Go through the listing below and gather every line with the word "العناية".

## Begin Given entries

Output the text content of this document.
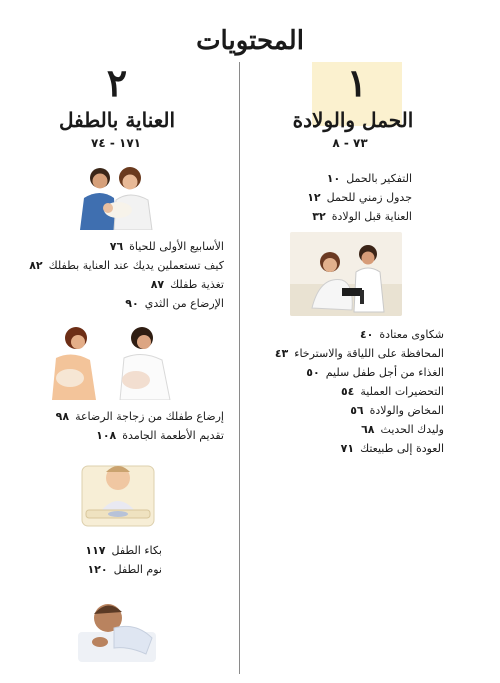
المحتويات
١
الحمل والولادة
٧٣ - ٨
التفكير بالحمل١٠
جدول زمني للحمل١٢
العناية قبل الولادة٣٢
شكاوى معتادة٤٠
المحافظة على اللياقة والاسترخاء٤٣
الغذاء من أجل طفل سليم٥٠
التحضيرات العملية٥٤
المخاض والولادة٥٦
وليدك الحديث٦٨
العودة إلى طبيعتك٧١
٢
العناية بالطفل
١٧١ - ٧٤
الأسابيع الأولى للحياة٧٦
كيف تستعملين يديك عند العناية بطفلك٨٢
تغذية طفلك٨٧
الإرضاع من الثدي٩٠
إرضاع طفلك من زجاجة الرضاعة٩٨
تقديم الأطعمة الجامدة١٠٨
بكاء الطفل١١٧
نوم الطفل١٢٠
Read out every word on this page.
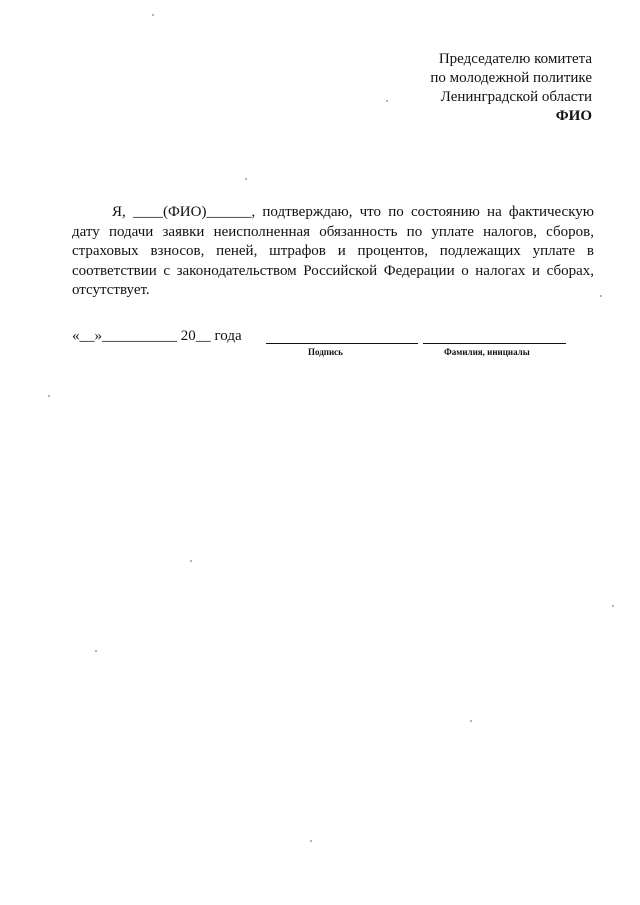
Председателю комитета
по молодежной политике
Ленинградской области
ФИО

Я, ____(ФИО)______, подтверждаю, что по состоянию на фактическую дату подачи заявки неисполненная обязанность по уплате налогов, сборов, страховых взносов, пеней, штрафов и процентов, подлежащих уплате в соответствии с законодательством Российской Федерации о налогах и сборах, отсутствует.

«__»__________ 20__ года
Подпись	Фамилия, инициалы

## End Given entries

Response to the exercise:
العناية قبل الولادة٣٢
العناية بالطفل
كيف تستعملين يديك عند العناية بطفلك٨٢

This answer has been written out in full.